• [EXERCISE TASK]:
Every line of the records below should be restated exactly.

• [INPUT RECORDS]:
■ ■ ■ ■ ■
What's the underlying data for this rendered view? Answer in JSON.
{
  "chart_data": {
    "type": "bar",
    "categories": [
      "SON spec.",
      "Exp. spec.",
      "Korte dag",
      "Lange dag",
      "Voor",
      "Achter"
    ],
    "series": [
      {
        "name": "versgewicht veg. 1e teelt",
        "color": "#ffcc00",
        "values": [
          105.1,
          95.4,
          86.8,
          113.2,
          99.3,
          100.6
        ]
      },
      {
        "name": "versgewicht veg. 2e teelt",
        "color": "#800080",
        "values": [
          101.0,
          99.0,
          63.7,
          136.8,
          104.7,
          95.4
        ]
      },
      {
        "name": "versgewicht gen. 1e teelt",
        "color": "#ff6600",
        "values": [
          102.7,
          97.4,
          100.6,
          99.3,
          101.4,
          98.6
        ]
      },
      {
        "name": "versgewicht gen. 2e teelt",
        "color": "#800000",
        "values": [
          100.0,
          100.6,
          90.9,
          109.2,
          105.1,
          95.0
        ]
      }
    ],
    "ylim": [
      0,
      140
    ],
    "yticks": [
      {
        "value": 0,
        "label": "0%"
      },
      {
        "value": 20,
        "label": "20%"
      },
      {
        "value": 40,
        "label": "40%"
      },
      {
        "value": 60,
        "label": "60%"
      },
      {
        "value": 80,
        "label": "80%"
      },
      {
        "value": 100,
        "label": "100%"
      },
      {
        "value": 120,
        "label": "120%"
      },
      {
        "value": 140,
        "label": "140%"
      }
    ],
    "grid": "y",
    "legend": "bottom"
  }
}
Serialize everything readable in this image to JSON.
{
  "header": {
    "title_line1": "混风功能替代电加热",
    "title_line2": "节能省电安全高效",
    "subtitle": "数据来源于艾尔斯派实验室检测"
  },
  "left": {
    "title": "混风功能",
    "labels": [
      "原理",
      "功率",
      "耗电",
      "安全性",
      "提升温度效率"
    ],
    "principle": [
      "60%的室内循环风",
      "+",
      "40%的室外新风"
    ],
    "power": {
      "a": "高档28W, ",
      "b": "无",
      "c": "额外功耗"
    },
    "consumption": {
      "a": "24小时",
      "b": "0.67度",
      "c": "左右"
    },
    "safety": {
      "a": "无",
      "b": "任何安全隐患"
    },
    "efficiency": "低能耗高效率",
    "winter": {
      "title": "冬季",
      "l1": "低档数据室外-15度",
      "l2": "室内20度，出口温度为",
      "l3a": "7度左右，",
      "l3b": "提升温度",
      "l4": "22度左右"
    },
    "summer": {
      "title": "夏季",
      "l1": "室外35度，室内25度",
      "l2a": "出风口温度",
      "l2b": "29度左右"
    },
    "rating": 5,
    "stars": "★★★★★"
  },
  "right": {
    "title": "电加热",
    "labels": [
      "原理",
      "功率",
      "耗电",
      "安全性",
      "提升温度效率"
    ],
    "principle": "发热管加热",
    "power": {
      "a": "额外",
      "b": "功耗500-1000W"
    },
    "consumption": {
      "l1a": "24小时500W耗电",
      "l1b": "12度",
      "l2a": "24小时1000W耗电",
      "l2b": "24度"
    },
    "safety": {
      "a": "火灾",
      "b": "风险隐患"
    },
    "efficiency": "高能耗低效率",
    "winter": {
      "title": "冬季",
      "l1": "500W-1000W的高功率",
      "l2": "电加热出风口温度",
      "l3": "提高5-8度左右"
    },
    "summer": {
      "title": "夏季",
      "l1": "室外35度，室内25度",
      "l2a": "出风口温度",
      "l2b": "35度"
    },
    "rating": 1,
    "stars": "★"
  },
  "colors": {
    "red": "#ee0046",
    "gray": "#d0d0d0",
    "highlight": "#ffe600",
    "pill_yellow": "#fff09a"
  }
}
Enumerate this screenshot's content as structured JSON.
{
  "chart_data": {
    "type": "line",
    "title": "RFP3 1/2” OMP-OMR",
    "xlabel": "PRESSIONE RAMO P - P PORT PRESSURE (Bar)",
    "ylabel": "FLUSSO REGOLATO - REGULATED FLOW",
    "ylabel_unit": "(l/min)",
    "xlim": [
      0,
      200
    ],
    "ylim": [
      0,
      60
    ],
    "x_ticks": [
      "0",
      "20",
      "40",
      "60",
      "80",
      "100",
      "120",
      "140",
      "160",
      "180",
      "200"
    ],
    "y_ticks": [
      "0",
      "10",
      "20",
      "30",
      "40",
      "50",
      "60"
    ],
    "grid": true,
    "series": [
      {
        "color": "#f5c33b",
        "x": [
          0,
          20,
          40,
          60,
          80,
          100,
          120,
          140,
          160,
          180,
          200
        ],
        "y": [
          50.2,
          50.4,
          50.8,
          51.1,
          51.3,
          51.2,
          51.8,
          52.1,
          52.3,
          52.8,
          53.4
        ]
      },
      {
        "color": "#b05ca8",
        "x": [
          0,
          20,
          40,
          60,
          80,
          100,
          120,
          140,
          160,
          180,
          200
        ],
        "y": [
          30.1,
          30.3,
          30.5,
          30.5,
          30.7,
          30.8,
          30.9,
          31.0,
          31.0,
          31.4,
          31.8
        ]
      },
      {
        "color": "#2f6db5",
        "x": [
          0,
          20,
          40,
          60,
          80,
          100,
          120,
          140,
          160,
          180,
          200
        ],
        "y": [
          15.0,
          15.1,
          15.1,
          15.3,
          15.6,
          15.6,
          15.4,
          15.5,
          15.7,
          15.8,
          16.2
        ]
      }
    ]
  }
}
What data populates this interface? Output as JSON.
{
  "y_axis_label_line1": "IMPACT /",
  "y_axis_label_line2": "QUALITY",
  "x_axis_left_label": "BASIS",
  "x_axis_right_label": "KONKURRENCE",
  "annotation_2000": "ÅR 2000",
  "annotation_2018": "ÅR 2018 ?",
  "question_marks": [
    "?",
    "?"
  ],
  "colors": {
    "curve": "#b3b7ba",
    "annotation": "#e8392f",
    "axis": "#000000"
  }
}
■ ■ ■ ■ ■
• [COMPLETE OUTPUT]:
What's the underlying data for this rendered view? Answer in JSON.
{
  "chart_data": {
    "type": "bar",
    "categories": [
      "SON spec.",
      "Exp. spec.",
      "Korte dag",
      "Lange dag",
      "Voor",
      "Achter"
    ],
    "series": [
      {
        "name": "versgewicht veg. 1e teelt",
        "color": "#ffcc00",
        "values": [
          105.1,
          95.4,
          86.8,
          113.2,
          99.3,
          100.6
        ]
      },
      {
        "name": "versgewicht veg. 2e teelt",
        "color": "#800080",
        "values": [
          101.0,
          99.0,
          63.7,
          136.8,
          104.7,
          95.4
        ]
      },
      {
        "name": "versgewicht gen. 1e teelt",
        "color": "#ff6600",
        "values": [
          102.7,
          97.4,
          100.6,
          99.3,
          101.4,
          98.6
        ]
      },
      {
        "name": "versgewicht gen. 2e teelt",
        "color": "#800000",
        "values": [
          100.0,
          100.6,
          90.9,
          109.2,
          105.1,
          95.0
        ]
      }
    ],
    "ylim": [
      0,
      140
    ],
    "yticks": [
      {
        "value": 0,
        "label": "0%"
      },
      {
        "value": 20,
        "label": "20%"
      },
      {
        "value": 40,
        "label": "40%"
      },
      {
        "value": 60,
        "label": "60%"
      },
      {
        "value": 80,
        "label": "80%"
      },
      {
        "value": 100,
        "label": "100%"
      },
      {
        "value": 120,
        "label": "120%"
      },
      {
        "value": 140,
        "label": "140%"
      }
    ],
    "grid": "y",
    "legend": "bottom"
  }
}
Serialize everything readable in this image to JSON.
{
  "header": {
    "title_line1": "混风功能替代电加热",
    "title_line2": "节能省电安全高效",
    "subtitle": "数据来源于艾尔斯派实验室检测"
  },
  "left": {
    "title": "混风功能",
    "labels": [
      "原理",
      "功率",
      "耗电",
      "安全性",
      "提升温度效率"
    ],
    "principle": [
      "60%的室内循环风",
      "+",
      "40%的室外新风"
    ],
    "power": {
      "a": "高档28W, ",
      "b": "无",
      "c": "额外功耗"
    },
    "consumption": {
      "a": "24小时",
      "b": "0.67度",
      "c": "左右"
    },
    "safety": {
      "a": "无",
      "b": "任何安全隐患"
    },
    "efficiency": "低能耗高效率",
    "winter": {
      "title": "冬季",
      "l1": "低档数据室外-15度",
      "l2": "室内20度，出口温度为",
      "l3a": "7度左右，",
      "l3b": "提升温度",
      "l4": "22度左右"
    },
    "summer": {
      "title": "夏季",
      "l1": "室外35度，室内25度",
      "l2a": "出风口温度",
      "l2b": "29度左右"
    },
    "rating": 5,
    "stars": "★★★★★"
  },
  "right": {
    "title": "电加热",
    "labels": [
      "原理",
      "功率",
      "耗电",
      "安全性",
      "提升温度效率"
    ],
    "principle": "发热管加热",
    "power": {
      "a": "额外",
      "b": "功耗500-1000W"
    },
    "consumption": {
      "l1a": "24小时500W耗电",
      "l1b": "12度",
      "l2a": "24小时1000W耗电",
      "l2b": "24度"
    },
    "safety": {
      "a": "火灾",
      "b": "风险隐患"
    },
    "efficiency": "高能耗低效率",
    "winter": {
      "title": "冬季",
      "l1": "500W-1000W的高功率",
      "l2": "电加热出风口温度",
      "l3": "提高5-8度左右"
    },
    "summer": {
      "title": "夏季",
      "l1": "室外35度，室内25度",
      "l2a": "出风口温度",
      "l2b": "35度"
    },
    "rating": 1,
    "stars": "★"
  },
  "colors": {
    "red": "#ee0046",
    "gray": "#d0d0d0",
    "highlight": "#ffe600",
    "pill_yellow": "#fff09a"
  }
}
Enumerate this screenshot's content as structured JSON.
{
  "chart_data": {
    "type": "line",
    "title": "RFP3 1/2” OMP-OMR",
    "xlabel": "PRESSIONE RAMO P - P PORT PRESSURE (Bar)",
    "ylabel": "FLUSSO REGOLATO - REGULATED FLOW",
    "ylabel_unit": "(l/min)",
    "xlim": [
      0,
      200
    ],
    "ylim": [
      0,
      60
    ],
    "x_ticks": [
      "0",
      "20",
      "40",
      "60",
      "80",
      "100",
      "120",
      "140",
      "160",
      "180",
      "200"
    ],
    "y_ticks": [
      "0",
      "10",
      "20",
      "30",
      "40",
      "50",
      "60"
    ],
    "grid": true,
    "series": [
      {
        "color": "#f5c33b",
        "x": [
          0,
          20,
          40,
          60,
          80,
          100,
          120,
          140,
          160,
          180,
          200
        ],
        "y": [
          50.2,
          50.4,
          50.8,
          51.1,
          51.3,
          51.2,
          51.8,
          52.1,
          52.3,
          52.8,
          53.4
        ]
      },
      {
        "color": "#b05ca8",
        "x": [
          0,
          20,
          40,
          60,
          80,
          100,
          120,
          140,
          160,
          180,
          200
        ],
        "y": [
          30.1,
          30.3,
          30.5,
          30.5,
          30.7,
          30.8,
          30.9,
          31.0,
          31.0,
          31.4,
          31.8
        ]
      },
      {
        "color": "#2f6db5",
        "x": [
          0,
          20,
          40,
          60,
          80,
          100,
          120,
          140,
          160,
          180,
          200
        ],
        "y": [
          15.0,
          15.1,
          15.1,
          15.3,
          15.6,
          15.6,
          15.4,
          15.5,
          15.7,
          15.8,
          16.2
        ]
      }
    ]
  }
}
What data populates this interface? Output as JSON.
{
  "y_axis_label_line1": "IMPACT /",
  "y_axis_label_line2": "QUALITY",
  "x_axis_left_label": "BASIS",
  "x_axis_right_label": "KONKURRENCE",
  "annotation_2000": "ÅR 2000",
  "annotation_2018": "ÅR 2018 ?",
  "question_marks": [
    "?",
    "?"
  ],
  "colors": {
    "curve": "#b3b7ba",
    "annotation": "#e8392f",
    "axis": "#000000"
  }
}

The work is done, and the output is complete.